# START OF Listed records

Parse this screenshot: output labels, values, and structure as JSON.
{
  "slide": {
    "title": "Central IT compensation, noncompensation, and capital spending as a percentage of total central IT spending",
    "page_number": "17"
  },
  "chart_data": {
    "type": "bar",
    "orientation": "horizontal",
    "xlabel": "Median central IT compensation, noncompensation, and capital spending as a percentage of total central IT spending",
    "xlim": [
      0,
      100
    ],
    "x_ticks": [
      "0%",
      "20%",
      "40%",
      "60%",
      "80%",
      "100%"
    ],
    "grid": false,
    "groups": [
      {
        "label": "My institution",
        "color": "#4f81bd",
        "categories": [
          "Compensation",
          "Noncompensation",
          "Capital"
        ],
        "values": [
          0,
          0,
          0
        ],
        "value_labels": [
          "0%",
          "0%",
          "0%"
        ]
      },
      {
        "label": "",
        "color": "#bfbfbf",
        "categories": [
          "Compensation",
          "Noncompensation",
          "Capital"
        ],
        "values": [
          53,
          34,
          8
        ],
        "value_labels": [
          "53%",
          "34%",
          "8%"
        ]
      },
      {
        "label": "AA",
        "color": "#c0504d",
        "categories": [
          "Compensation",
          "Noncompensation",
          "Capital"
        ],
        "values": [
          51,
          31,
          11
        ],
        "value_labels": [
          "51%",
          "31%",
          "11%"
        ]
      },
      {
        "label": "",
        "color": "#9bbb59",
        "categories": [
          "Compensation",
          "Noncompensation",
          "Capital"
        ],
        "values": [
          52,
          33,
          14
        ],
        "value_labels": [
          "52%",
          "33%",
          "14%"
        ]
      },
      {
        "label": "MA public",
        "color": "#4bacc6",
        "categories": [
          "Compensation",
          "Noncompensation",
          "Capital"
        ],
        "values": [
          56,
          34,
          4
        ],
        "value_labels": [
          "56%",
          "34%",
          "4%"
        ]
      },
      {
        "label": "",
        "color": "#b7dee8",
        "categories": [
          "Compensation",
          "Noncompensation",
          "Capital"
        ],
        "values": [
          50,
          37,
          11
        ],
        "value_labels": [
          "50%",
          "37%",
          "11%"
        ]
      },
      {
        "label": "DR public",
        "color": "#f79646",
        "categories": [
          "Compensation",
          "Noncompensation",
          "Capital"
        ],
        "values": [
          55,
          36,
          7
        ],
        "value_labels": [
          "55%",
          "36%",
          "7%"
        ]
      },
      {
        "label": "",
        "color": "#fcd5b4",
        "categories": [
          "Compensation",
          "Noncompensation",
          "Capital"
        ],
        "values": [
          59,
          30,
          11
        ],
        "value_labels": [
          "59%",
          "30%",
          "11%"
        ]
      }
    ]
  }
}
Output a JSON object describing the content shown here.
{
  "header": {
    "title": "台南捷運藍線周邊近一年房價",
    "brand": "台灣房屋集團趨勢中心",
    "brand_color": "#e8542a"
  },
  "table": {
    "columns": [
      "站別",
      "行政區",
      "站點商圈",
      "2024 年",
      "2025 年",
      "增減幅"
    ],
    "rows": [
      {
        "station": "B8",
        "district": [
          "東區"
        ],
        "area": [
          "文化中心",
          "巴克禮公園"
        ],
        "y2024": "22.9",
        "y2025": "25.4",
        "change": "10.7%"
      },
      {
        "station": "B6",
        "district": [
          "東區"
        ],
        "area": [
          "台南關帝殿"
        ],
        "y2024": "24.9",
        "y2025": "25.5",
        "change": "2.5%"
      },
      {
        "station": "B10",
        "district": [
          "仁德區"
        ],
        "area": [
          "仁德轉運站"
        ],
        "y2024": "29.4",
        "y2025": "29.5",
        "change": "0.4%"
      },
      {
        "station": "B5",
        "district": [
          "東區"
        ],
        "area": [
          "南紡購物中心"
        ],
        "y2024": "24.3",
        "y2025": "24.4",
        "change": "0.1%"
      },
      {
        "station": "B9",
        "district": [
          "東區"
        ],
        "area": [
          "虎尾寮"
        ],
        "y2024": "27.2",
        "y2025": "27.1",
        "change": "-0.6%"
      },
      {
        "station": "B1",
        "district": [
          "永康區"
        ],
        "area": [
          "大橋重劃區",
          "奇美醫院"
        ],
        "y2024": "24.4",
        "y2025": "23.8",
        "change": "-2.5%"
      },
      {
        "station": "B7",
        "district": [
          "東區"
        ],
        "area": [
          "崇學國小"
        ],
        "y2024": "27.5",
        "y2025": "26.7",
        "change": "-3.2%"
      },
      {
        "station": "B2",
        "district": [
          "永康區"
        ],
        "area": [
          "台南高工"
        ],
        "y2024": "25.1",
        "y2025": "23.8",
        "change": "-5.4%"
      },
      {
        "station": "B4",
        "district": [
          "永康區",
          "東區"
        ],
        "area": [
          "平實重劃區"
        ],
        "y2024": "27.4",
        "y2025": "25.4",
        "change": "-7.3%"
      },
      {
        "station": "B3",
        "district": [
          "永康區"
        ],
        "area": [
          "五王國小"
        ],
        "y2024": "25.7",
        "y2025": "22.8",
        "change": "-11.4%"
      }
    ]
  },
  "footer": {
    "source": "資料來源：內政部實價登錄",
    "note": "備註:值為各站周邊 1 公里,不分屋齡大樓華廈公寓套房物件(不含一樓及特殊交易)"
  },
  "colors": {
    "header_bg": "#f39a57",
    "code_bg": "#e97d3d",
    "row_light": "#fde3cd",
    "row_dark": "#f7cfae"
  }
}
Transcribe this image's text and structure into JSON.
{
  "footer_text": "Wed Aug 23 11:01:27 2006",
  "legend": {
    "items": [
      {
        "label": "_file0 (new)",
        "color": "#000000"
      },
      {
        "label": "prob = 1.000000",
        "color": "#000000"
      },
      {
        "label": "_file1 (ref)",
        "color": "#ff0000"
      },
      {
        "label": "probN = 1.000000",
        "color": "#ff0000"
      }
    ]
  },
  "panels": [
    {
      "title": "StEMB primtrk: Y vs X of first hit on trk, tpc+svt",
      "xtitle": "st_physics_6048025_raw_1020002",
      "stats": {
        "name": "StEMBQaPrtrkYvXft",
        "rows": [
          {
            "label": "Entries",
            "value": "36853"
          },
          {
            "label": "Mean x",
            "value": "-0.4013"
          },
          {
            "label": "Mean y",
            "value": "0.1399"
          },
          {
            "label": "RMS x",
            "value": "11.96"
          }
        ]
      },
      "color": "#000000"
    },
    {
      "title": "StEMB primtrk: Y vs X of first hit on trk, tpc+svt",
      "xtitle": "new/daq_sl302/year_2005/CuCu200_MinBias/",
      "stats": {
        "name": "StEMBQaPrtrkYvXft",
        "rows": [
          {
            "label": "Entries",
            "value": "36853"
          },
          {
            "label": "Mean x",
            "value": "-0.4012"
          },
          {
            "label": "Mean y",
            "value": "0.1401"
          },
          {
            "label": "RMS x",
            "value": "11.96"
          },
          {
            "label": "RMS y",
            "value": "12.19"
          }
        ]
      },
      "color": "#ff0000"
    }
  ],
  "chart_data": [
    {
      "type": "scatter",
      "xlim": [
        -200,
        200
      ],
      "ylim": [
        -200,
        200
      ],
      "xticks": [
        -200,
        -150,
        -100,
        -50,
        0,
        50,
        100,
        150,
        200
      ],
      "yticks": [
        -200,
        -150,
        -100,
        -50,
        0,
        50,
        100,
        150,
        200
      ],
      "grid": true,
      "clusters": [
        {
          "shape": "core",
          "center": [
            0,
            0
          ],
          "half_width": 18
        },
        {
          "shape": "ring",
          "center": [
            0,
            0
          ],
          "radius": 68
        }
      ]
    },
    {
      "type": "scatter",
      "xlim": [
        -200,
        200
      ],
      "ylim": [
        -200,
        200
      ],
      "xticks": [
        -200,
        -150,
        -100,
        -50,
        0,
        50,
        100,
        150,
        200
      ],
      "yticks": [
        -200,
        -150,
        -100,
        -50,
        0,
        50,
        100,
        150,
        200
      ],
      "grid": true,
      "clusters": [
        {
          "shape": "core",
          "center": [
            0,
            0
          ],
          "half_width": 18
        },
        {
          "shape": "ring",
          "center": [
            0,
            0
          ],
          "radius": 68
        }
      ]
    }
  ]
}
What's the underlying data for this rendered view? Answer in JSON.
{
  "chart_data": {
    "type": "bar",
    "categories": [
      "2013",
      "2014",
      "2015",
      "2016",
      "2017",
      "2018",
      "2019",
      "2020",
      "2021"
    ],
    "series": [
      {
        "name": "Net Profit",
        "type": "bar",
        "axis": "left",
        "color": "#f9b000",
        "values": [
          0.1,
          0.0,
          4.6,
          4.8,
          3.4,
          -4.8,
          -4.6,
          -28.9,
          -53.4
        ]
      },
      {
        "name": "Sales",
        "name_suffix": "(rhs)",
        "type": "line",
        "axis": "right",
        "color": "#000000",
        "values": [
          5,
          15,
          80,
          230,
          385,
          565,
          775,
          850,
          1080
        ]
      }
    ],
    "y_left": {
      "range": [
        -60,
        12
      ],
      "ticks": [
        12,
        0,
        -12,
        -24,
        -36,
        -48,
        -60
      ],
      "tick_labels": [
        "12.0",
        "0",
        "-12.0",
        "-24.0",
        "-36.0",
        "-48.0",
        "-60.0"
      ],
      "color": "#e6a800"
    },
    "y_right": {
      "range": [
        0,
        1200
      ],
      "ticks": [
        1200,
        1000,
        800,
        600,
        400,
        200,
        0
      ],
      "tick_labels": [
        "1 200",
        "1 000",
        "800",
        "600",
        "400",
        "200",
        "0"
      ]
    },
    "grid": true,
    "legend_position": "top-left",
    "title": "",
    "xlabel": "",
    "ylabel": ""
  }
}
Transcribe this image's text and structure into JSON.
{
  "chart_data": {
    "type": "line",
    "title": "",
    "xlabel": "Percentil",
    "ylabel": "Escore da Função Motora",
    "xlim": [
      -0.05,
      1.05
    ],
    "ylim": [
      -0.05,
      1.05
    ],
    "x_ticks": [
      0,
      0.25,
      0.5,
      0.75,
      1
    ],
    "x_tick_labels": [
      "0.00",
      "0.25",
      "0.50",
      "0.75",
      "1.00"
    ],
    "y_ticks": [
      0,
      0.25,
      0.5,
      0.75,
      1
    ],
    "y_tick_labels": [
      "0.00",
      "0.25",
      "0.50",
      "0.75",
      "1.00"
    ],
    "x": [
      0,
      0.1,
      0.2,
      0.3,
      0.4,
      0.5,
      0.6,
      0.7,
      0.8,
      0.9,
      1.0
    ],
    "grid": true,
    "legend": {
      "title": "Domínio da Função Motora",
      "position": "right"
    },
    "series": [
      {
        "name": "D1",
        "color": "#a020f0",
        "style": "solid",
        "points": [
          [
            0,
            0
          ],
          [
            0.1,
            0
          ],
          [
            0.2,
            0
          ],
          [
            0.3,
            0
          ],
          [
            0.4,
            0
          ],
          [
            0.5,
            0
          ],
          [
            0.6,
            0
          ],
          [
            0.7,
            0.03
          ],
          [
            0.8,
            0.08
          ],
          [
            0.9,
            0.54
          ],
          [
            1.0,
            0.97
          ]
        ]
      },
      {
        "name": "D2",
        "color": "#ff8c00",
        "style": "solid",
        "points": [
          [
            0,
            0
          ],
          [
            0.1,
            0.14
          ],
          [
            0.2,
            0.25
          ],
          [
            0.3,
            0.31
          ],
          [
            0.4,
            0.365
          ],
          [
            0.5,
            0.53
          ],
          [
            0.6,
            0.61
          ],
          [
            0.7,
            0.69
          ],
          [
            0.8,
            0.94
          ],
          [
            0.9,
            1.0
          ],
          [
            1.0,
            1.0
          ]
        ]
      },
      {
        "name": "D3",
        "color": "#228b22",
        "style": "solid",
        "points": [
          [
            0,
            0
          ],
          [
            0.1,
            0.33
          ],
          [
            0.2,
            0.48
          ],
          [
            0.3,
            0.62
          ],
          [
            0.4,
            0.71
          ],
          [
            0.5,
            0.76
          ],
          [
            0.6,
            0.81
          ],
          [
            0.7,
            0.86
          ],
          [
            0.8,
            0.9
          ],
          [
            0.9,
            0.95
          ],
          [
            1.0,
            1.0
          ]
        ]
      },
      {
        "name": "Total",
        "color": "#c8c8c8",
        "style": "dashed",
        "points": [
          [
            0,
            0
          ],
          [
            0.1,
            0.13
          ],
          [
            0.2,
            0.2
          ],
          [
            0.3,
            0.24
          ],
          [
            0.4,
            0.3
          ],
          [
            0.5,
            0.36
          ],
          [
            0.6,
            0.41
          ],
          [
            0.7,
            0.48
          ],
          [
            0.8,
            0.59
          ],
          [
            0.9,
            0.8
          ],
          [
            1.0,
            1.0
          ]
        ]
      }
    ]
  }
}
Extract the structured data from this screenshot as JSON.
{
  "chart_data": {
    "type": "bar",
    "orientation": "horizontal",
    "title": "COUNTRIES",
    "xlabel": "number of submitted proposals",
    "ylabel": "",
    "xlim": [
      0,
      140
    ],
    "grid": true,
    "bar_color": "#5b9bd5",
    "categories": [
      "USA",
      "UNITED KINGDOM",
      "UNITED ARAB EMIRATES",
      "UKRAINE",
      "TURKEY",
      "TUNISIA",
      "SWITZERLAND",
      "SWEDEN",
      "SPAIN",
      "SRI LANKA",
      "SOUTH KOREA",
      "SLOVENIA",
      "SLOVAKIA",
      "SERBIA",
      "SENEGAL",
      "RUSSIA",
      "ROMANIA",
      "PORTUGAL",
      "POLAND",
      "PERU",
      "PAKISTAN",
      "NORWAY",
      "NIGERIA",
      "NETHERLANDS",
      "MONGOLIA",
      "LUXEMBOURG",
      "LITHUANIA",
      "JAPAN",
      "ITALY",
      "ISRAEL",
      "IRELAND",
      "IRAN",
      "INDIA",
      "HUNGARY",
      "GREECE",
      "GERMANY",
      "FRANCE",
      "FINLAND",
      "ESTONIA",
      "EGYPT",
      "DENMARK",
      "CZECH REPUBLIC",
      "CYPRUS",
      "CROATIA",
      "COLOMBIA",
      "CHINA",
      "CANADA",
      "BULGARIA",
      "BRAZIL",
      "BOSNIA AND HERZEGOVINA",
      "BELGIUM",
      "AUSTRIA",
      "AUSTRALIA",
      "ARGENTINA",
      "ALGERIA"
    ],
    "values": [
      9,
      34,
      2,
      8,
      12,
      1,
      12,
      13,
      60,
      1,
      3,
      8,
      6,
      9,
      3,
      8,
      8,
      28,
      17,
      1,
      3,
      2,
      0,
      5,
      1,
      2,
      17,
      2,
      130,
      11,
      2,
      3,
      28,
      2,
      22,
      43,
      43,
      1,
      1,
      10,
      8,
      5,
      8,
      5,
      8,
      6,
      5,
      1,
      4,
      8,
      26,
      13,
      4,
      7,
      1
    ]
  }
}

# END OF Listed records

Set exercise: Copy out all lines above that include the string "change".

Solution to this exercise:
        "change": "10.7%"
        "change": "2.5%"
        "change": "0.4%"
        "change": "0.1%"
        "change": "-0.6%"
        "change": "-2.5%"
        "change": "-3.2%"
        "change": "-5.4%"
        "change": "-7.3%"
        "change": "-11.4%"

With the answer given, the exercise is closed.